## STORED ROWS
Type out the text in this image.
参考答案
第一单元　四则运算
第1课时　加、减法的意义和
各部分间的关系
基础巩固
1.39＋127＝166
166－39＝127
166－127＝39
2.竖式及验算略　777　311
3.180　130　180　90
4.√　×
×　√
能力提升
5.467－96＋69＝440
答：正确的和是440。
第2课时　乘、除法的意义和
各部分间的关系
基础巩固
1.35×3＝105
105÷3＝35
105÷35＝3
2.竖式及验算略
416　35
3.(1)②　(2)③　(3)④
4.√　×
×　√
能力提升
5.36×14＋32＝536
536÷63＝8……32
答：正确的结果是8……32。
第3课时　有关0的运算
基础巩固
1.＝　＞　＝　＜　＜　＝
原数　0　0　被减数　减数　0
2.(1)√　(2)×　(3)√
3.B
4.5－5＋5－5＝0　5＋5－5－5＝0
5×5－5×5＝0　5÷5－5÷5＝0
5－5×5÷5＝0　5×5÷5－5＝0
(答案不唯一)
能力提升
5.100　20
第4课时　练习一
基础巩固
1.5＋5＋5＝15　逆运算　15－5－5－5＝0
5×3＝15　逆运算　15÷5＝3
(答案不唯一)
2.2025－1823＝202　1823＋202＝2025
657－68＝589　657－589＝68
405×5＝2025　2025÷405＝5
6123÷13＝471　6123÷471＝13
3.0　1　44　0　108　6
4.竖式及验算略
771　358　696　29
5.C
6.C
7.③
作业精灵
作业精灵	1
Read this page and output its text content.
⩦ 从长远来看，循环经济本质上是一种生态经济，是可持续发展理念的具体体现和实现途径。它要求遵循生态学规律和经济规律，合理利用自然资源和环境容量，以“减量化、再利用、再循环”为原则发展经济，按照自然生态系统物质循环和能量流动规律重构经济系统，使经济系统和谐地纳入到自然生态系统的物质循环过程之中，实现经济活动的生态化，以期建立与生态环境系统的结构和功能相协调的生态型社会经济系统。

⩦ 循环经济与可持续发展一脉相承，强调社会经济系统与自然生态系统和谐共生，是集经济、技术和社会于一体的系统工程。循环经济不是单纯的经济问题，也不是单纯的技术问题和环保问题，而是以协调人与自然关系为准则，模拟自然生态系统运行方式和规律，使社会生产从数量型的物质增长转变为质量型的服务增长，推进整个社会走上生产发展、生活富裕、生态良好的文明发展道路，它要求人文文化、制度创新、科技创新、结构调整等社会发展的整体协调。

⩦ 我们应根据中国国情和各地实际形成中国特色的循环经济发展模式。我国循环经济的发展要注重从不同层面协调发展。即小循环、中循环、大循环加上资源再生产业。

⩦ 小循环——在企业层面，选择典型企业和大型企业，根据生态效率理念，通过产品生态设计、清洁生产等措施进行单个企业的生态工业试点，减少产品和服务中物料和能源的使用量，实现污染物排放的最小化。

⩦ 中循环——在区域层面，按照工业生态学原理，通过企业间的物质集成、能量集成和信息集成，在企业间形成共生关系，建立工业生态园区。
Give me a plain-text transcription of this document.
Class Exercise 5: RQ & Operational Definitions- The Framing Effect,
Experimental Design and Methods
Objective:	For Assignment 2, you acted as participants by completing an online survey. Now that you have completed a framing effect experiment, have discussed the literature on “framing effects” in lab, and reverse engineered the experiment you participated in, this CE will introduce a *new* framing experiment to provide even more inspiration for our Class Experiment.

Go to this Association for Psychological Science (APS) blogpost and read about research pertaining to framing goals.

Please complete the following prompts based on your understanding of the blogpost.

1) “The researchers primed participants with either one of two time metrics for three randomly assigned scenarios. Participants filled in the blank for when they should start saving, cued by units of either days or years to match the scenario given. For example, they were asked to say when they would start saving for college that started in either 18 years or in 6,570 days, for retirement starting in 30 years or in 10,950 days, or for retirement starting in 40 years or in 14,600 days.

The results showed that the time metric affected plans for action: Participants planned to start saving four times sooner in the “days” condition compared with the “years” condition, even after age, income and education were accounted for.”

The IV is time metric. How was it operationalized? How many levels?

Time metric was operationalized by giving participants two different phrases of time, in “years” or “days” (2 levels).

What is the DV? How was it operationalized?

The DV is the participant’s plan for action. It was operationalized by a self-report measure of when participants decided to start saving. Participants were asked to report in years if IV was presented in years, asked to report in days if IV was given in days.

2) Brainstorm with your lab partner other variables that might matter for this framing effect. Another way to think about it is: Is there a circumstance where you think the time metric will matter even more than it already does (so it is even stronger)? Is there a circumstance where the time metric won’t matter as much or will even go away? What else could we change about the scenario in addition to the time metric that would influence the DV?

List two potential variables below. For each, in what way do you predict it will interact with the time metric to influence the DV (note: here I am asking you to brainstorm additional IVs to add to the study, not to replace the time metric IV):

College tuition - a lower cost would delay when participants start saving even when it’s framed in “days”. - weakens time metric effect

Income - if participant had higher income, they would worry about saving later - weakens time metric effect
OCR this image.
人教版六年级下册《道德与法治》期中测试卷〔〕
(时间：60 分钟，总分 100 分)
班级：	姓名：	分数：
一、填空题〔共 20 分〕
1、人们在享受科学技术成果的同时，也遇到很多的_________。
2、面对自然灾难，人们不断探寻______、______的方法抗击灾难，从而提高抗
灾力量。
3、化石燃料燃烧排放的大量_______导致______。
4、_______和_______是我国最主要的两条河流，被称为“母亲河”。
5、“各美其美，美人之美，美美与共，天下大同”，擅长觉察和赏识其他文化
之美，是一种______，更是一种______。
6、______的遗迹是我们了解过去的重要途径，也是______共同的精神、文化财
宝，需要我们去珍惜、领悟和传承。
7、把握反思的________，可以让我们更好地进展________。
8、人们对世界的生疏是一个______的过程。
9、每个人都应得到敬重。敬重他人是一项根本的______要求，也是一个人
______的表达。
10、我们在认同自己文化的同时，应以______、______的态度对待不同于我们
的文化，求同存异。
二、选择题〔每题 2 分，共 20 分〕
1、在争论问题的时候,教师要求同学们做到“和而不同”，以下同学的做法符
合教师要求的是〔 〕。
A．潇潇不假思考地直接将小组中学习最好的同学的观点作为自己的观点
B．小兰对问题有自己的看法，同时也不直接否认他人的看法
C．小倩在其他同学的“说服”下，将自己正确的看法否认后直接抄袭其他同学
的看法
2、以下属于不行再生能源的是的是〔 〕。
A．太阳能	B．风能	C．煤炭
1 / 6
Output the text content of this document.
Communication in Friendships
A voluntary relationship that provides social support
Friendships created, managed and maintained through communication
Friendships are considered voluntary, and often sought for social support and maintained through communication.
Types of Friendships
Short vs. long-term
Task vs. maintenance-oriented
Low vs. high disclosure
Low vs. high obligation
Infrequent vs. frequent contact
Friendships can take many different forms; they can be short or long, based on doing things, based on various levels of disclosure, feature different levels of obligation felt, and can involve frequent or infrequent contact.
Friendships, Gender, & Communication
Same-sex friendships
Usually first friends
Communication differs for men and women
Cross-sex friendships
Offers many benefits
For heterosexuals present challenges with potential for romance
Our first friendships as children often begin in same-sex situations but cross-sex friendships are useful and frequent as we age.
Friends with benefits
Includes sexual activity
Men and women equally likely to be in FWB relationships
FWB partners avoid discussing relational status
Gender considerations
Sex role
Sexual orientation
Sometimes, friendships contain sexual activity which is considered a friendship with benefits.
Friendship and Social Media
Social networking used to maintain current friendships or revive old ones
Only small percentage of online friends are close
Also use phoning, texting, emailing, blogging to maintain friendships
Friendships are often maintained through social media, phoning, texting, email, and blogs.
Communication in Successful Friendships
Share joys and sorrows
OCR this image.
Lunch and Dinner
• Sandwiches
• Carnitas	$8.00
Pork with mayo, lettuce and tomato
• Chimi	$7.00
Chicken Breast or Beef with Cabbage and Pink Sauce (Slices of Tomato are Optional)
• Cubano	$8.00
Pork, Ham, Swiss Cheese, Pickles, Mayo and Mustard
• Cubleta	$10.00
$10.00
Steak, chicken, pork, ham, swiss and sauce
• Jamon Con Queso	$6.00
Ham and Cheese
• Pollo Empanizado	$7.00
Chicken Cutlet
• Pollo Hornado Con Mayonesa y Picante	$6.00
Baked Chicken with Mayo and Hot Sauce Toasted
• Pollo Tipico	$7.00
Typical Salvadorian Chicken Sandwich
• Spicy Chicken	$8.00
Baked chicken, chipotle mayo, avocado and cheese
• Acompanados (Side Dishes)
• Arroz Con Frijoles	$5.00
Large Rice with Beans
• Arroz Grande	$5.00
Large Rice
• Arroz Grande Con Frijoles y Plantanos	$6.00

## DIRECTIVE
Find every line in the records above that holds the word "your", and copy each one.

## RESULT OF THIS EXERCISE
Please complete the following prompts based on your understanding of the blogpost.
2) Brainstorm with your lab partner other variables that might matter for this framing effect. Another way to think about it is: Is there a circumstance where you think the time metric will matter even more than it already does (so it is even stronger)? Is there a circumstance where the time metric won’t matter as much or will even go away? What else could we change about the scenario in addition to the time metric that would influence the DV?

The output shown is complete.